Please find all lines in the data that hold the string "排除B项" and copy them.

——

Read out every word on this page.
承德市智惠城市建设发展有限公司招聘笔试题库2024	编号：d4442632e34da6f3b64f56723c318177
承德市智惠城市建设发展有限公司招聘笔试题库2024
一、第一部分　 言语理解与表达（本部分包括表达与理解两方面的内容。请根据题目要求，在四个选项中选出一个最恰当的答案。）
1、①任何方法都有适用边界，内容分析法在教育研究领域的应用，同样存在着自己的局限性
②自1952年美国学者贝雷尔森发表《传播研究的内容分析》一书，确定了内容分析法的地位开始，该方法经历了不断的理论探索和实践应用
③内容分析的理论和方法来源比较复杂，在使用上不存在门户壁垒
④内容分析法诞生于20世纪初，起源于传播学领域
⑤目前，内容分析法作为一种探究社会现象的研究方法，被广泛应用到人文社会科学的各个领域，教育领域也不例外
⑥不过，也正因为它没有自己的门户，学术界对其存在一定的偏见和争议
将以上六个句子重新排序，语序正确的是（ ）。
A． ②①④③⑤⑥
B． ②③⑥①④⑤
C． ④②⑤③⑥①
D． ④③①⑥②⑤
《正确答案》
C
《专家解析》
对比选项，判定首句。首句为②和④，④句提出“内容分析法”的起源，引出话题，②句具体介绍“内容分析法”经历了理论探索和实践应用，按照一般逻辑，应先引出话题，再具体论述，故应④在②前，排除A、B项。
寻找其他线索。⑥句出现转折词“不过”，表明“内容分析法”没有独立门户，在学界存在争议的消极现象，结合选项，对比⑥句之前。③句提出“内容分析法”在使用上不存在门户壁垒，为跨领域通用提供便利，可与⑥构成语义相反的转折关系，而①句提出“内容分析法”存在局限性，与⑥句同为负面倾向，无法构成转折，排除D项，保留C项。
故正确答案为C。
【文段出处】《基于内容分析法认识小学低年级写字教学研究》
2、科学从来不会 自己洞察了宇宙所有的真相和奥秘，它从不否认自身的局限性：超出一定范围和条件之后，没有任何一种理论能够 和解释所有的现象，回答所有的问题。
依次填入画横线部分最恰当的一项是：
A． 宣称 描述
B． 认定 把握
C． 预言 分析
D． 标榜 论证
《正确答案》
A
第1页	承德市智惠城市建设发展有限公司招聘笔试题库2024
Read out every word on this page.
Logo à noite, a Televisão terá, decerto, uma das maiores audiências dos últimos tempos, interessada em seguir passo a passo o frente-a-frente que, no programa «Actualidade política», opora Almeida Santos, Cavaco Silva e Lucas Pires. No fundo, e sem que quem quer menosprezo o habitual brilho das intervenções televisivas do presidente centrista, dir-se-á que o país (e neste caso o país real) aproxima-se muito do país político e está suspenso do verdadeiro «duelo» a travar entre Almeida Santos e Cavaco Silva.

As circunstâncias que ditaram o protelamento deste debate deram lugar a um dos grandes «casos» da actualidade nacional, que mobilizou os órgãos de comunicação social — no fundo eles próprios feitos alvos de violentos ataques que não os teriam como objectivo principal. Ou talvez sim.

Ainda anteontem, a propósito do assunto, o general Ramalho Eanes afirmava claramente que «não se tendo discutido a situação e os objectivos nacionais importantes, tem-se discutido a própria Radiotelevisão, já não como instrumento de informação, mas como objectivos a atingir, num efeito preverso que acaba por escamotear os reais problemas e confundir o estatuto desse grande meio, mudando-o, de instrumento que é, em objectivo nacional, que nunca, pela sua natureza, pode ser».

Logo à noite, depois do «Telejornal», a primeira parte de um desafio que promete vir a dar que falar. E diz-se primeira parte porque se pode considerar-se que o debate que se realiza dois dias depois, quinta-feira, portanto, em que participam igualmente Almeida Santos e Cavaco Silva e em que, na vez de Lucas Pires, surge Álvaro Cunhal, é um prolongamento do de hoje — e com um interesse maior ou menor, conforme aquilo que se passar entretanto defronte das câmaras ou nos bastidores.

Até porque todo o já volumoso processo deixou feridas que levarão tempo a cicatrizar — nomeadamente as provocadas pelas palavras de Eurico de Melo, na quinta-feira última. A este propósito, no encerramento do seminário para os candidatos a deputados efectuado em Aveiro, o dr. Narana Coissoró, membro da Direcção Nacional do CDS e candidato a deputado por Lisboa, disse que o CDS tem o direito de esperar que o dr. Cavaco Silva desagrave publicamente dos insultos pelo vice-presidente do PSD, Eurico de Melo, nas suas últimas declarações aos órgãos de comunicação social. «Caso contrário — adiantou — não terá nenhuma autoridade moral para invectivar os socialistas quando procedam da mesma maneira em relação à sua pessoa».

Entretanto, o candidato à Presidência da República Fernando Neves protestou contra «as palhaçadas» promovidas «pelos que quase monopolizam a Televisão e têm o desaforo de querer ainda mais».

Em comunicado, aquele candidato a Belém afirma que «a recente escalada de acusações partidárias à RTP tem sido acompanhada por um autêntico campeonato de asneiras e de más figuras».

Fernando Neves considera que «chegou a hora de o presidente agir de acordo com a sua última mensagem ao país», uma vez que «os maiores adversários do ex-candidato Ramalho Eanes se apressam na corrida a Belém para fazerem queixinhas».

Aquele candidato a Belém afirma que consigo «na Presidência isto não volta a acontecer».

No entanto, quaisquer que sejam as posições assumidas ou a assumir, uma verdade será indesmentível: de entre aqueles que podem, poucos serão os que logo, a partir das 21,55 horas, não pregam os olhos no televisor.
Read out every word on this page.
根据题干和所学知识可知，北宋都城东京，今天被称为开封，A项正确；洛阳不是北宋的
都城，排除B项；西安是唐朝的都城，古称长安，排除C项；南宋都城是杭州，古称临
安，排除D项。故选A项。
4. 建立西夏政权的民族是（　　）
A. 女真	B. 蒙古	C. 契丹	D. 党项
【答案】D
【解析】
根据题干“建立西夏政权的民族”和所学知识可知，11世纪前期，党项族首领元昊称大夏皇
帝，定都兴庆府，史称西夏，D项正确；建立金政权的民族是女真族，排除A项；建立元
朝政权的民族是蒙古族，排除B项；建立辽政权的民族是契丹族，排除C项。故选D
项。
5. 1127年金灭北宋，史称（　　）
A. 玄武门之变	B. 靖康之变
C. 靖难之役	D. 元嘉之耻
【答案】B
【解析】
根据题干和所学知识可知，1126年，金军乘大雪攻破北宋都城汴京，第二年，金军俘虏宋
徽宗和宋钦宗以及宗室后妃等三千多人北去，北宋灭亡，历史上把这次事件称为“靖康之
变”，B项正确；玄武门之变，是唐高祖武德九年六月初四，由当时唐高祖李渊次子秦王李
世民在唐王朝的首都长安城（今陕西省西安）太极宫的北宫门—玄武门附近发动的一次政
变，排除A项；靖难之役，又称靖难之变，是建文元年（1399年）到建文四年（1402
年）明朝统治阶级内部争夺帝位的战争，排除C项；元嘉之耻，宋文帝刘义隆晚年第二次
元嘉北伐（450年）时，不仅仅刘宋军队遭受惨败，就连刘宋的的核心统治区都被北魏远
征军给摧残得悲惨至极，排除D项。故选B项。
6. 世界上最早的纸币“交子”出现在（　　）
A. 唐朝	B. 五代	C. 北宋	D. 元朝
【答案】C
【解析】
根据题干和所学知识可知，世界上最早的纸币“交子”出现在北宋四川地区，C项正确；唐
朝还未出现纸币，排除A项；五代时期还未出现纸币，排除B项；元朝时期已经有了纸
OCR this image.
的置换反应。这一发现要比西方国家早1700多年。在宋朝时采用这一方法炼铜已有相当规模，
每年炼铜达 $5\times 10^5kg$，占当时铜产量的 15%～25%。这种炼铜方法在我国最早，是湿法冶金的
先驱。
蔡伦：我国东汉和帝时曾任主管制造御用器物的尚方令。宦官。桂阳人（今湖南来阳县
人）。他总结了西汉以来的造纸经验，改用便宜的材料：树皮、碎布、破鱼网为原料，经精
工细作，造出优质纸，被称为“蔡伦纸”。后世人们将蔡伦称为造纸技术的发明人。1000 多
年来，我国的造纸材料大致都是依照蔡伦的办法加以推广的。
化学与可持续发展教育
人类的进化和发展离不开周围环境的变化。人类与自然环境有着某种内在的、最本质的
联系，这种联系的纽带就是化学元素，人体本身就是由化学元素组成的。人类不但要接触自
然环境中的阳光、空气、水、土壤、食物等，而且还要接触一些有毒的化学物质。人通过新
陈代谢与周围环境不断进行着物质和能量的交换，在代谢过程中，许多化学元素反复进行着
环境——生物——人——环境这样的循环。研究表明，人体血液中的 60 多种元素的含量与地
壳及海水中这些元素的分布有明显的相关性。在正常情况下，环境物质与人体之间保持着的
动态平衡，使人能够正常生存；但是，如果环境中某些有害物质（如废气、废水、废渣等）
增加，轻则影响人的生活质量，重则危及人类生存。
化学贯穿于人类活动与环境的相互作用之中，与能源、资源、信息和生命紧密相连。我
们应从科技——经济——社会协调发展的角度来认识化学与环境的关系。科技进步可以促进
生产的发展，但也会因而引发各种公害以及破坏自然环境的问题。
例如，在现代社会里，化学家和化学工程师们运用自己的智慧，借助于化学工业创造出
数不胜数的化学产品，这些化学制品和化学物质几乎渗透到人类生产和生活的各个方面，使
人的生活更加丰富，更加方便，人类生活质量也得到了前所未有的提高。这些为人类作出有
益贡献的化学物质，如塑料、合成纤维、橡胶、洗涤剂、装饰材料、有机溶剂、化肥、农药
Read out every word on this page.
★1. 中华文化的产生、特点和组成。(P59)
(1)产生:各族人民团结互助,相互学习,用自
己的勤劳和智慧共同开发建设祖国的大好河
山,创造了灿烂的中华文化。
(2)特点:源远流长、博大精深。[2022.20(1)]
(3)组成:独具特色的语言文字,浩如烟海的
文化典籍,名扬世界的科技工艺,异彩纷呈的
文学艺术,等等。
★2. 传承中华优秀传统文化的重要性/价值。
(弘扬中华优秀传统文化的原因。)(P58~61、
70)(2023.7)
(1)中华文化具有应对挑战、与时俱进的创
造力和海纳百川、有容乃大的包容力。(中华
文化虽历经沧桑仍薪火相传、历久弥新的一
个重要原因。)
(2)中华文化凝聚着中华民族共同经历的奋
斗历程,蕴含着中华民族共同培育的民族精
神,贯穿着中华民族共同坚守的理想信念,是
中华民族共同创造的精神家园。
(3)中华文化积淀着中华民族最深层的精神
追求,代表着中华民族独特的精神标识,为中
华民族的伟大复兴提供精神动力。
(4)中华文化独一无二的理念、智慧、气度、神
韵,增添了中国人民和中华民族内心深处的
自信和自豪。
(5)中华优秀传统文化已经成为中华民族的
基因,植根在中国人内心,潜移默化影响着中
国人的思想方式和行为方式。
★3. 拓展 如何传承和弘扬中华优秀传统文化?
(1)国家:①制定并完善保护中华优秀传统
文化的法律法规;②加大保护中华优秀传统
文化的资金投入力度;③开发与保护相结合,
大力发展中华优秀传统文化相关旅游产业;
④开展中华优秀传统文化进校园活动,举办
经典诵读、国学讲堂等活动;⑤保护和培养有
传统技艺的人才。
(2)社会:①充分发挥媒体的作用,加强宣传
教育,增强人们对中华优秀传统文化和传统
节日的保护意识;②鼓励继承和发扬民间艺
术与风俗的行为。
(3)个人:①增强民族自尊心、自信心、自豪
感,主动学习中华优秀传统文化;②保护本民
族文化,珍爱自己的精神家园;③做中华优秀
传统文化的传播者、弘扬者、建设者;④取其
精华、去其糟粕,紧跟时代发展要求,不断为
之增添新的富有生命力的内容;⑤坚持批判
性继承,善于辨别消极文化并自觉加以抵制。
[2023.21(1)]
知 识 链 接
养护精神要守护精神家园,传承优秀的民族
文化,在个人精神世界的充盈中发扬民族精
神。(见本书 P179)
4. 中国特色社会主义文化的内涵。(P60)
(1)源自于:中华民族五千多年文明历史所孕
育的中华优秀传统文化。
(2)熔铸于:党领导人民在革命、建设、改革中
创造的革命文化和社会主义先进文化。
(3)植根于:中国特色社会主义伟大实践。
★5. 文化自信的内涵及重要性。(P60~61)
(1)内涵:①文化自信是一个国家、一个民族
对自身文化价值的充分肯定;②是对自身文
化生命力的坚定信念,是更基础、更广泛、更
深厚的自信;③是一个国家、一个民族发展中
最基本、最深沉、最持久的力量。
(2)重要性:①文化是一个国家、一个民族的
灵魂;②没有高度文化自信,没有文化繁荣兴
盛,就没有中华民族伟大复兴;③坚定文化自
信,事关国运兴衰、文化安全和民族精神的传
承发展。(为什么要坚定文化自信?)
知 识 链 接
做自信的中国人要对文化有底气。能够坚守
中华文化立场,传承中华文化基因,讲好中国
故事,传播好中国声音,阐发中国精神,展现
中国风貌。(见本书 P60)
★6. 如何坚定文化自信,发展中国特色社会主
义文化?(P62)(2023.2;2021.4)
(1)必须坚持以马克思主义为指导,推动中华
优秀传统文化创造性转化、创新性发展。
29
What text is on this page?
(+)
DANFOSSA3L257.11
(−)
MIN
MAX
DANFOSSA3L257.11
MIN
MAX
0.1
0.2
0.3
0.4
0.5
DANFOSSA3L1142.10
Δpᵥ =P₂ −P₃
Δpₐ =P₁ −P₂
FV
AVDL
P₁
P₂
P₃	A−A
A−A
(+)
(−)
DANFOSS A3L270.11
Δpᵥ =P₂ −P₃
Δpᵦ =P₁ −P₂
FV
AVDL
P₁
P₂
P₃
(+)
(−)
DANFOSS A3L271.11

——

--- Solution to this problem ---
都城，排除B项；西安是唐朝的都城，古称长安，排除C项；南宋都城是杭州，古称临
朝政权的民族是蒙古族，排除B项；建立辽政权的民族是契丹族，排除C项。故选D
朝还未出现纸币，排除A项；五代时期还未出现纸币，排除B项；元朝时期已经有了纸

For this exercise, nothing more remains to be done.